### GIVEN EXERCISE
Go through each line of the records below and count those with the word "Normalized"; give only the total.

________

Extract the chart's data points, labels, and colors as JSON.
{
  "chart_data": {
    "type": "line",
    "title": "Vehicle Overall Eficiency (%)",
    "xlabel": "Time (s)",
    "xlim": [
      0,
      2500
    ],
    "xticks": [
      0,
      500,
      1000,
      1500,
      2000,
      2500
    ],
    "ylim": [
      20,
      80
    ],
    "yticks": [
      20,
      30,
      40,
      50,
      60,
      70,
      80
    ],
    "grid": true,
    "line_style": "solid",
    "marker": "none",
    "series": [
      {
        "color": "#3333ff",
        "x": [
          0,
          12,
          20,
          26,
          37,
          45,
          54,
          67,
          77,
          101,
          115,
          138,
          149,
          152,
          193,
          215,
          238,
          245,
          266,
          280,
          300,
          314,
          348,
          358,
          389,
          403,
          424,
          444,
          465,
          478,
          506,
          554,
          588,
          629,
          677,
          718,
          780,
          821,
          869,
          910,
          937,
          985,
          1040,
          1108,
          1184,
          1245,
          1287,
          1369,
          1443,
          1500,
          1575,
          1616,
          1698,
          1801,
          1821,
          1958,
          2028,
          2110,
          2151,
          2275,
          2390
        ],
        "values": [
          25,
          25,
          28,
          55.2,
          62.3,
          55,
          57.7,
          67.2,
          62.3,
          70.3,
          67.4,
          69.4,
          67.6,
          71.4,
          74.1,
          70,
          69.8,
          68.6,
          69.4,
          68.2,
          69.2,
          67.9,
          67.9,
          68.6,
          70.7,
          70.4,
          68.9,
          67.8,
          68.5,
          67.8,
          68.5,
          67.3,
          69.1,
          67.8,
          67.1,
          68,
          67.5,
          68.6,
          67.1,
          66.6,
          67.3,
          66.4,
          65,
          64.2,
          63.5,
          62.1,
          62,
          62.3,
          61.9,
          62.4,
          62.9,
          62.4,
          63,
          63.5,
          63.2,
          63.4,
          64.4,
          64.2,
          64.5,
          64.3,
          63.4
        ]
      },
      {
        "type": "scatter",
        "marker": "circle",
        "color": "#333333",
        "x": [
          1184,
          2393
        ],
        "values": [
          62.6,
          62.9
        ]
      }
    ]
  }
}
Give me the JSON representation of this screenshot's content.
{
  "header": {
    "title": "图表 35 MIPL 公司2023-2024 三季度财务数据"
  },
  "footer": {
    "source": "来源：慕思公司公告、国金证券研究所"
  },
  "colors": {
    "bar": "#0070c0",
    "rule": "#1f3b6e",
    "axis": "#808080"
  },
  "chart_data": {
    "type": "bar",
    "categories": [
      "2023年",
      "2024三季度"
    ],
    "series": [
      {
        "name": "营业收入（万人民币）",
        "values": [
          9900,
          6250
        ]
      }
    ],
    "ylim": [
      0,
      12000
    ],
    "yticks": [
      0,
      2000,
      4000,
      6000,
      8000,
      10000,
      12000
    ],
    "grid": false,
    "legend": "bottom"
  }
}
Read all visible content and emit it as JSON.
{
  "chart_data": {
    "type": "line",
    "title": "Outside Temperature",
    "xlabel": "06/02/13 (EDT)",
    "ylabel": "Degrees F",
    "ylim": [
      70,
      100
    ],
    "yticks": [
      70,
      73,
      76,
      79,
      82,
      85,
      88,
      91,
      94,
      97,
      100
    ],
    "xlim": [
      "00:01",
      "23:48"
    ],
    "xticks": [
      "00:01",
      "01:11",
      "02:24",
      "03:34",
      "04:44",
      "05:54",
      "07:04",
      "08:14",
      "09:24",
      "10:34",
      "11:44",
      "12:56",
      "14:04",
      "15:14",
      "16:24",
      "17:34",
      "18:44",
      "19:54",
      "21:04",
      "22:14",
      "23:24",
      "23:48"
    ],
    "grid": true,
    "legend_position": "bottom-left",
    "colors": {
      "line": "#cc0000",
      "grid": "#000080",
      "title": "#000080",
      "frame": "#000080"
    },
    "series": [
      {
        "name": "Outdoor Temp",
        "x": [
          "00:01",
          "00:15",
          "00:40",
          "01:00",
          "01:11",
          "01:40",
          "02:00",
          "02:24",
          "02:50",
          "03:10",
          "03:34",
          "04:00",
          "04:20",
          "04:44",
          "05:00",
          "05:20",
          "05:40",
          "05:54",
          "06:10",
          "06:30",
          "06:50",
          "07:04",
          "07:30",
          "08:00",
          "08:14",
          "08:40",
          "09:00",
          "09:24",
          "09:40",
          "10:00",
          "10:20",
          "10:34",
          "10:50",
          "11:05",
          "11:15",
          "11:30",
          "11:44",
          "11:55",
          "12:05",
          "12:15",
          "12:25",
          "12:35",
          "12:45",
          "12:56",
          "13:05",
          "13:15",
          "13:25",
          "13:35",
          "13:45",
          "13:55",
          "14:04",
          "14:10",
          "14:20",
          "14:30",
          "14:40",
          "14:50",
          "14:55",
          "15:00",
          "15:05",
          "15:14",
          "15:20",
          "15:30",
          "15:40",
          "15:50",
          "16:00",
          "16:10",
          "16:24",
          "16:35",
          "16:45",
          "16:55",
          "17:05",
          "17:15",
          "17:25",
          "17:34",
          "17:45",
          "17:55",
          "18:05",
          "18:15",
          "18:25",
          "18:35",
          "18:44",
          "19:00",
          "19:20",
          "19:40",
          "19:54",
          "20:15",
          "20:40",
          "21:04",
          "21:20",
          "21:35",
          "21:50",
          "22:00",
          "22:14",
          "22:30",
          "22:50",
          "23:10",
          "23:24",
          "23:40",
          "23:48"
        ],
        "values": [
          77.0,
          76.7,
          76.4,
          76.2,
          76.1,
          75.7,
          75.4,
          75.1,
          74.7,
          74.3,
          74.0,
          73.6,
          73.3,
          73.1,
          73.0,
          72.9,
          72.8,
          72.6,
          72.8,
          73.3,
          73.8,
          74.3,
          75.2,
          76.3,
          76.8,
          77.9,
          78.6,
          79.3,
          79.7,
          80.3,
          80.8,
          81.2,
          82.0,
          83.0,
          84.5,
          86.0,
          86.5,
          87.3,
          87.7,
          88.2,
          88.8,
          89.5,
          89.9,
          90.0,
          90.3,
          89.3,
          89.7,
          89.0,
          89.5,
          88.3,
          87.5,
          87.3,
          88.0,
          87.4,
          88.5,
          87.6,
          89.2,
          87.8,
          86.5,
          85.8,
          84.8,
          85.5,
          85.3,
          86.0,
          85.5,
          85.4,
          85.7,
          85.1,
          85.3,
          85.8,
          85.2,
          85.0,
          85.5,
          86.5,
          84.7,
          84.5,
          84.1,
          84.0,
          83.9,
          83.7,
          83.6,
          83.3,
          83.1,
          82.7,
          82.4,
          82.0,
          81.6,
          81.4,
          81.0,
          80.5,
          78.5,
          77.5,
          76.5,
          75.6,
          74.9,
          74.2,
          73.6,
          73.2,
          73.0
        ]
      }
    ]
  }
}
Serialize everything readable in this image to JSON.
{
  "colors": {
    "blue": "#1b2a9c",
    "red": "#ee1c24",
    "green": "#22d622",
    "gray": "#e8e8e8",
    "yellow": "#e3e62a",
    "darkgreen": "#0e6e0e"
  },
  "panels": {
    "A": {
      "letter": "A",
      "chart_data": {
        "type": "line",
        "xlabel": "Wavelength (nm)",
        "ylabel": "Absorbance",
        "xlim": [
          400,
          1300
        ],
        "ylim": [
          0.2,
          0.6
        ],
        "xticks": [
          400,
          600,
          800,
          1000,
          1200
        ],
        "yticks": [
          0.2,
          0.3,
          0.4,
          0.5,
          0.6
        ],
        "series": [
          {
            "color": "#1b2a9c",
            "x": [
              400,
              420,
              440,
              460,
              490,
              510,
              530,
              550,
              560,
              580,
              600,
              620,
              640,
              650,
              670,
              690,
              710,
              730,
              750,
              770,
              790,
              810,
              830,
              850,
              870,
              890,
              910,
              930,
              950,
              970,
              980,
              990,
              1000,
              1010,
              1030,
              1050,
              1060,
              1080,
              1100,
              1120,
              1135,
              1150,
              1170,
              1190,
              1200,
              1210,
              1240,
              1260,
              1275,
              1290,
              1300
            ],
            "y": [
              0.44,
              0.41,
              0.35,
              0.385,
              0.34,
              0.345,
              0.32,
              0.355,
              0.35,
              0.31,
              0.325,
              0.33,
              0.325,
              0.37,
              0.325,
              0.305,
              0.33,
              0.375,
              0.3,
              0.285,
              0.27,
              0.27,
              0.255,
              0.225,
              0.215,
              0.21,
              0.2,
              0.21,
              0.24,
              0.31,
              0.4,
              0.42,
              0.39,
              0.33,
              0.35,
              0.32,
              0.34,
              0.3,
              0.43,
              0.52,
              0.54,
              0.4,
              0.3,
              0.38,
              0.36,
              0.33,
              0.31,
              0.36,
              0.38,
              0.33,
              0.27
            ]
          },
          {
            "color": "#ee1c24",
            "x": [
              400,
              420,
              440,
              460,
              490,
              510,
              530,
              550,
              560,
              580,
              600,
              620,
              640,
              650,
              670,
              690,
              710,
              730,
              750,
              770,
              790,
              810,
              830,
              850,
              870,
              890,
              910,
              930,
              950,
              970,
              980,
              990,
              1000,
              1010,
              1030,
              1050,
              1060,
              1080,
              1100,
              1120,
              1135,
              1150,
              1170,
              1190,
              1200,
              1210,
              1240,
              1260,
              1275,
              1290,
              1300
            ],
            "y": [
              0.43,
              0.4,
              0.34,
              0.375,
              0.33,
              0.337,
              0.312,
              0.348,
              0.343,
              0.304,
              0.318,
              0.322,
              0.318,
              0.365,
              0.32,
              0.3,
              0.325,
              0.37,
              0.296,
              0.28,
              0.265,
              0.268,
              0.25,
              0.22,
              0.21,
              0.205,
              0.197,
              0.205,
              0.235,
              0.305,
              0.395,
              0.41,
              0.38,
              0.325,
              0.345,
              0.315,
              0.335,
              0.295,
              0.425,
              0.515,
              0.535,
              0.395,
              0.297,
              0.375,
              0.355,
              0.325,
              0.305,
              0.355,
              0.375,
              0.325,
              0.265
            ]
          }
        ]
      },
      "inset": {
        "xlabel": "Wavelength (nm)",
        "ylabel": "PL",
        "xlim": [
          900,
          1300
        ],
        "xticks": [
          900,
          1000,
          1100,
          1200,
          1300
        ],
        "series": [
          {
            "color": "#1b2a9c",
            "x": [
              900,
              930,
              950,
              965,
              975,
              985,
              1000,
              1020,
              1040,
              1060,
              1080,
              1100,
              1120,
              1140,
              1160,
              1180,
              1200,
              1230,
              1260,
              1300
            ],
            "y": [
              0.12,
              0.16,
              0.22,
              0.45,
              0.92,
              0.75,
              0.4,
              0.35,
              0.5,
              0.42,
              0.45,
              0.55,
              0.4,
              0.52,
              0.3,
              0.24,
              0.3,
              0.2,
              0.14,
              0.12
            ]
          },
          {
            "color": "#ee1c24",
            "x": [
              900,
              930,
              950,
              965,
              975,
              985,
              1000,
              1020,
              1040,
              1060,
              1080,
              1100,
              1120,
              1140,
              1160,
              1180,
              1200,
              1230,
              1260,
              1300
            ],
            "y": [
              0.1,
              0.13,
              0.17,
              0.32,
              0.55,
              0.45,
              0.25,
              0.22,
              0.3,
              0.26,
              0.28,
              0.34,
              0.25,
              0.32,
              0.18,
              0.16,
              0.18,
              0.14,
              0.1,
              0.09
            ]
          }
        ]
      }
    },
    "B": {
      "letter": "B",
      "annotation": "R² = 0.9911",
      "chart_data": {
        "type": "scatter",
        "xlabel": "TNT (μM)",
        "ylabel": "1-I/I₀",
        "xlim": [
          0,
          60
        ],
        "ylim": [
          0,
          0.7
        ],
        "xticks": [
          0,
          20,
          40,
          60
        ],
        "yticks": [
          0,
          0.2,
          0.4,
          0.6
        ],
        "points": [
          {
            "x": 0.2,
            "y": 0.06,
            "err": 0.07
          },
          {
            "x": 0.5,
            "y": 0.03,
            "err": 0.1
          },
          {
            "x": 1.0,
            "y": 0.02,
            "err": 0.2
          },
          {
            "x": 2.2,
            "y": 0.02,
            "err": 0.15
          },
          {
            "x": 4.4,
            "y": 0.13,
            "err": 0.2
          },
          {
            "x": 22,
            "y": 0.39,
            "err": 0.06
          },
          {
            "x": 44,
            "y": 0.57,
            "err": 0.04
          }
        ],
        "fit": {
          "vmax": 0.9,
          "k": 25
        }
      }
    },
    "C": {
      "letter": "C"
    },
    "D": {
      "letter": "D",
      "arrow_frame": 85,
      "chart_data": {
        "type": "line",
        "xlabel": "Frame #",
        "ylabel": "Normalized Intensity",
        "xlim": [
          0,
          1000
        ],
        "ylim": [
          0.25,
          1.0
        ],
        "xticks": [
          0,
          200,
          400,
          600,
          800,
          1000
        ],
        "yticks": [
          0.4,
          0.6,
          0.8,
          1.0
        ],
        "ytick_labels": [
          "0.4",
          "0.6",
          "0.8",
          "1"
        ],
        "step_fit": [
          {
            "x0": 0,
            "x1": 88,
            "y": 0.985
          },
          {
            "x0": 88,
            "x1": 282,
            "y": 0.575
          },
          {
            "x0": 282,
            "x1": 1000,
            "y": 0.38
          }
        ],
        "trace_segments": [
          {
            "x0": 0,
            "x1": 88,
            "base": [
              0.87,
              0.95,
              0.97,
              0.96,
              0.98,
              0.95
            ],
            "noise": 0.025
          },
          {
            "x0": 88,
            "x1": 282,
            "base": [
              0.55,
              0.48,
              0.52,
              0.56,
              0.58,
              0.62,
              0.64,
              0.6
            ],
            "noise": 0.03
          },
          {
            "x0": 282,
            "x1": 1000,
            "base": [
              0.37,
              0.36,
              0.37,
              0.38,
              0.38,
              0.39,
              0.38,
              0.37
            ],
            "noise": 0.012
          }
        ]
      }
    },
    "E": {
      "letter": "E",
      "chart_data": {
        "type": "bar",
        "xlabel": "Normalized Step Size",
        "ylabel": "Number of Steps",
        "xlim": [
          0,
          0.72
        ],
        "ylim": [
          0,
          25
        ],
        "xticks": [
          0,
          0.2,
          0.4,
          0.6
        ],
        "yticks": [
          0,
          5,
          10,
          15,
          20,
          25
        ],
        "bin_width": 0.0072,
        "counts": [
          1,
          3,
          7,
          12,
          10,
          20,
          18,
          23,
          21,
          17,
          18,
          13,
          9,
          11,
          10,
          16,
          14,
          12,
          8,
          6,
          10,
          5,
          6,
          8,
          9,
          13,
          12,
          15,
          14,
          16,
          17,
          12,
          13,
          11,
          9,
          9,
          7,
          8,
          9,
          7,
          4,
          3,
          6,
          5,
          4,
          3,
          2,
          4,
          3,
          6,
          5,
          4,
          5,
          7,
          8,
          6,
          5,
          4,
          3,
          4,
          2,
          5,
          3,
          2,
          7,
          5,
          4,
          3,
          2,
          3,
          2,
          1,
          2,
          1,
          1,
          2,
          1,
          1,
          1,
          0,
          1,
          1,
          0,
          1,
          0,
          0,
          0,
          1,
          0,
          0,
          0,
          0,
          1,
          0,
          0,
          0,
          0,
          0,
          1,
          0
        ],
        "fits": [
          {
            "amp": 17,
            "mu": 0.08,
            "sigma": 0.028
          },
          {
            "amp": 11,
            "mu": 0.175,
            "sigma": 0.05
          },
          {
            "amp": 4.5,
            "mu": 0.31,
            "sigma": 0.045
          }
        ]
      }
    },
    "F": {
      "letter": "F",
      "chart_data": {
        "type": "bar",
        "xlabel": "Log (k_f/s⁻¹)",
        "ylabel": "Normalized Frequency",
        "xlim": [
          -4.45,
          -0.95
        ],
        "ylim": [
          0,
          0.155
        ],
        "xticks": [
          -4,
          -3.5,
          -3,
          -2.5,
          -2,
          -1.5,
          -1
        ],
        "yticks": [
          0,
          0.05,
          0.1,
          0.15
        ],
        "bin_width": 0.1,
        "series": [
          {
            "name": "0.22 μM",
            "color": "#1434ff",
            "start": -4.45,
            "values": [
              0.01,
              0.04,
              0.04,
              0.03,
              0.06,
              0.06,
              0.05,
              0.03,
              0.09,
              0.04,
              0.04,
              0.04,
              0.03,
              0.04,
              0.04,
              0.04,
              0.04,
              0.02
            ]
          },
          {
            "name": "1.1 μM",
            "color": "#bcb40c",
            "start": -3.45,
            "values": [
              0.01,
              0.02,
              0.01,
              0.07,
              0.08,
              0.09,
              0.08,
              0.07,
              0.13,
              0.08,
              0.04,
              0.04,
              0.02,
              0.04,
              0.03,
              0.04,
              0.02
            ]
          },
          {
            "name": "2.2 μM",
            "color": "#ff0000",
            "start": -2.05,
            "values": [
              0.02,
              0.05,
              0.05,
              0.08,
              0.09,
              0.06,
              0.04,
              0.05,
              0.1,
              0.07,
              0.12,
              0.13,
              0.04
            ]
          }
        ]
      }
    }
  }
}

________

### FULL SOLUTION
3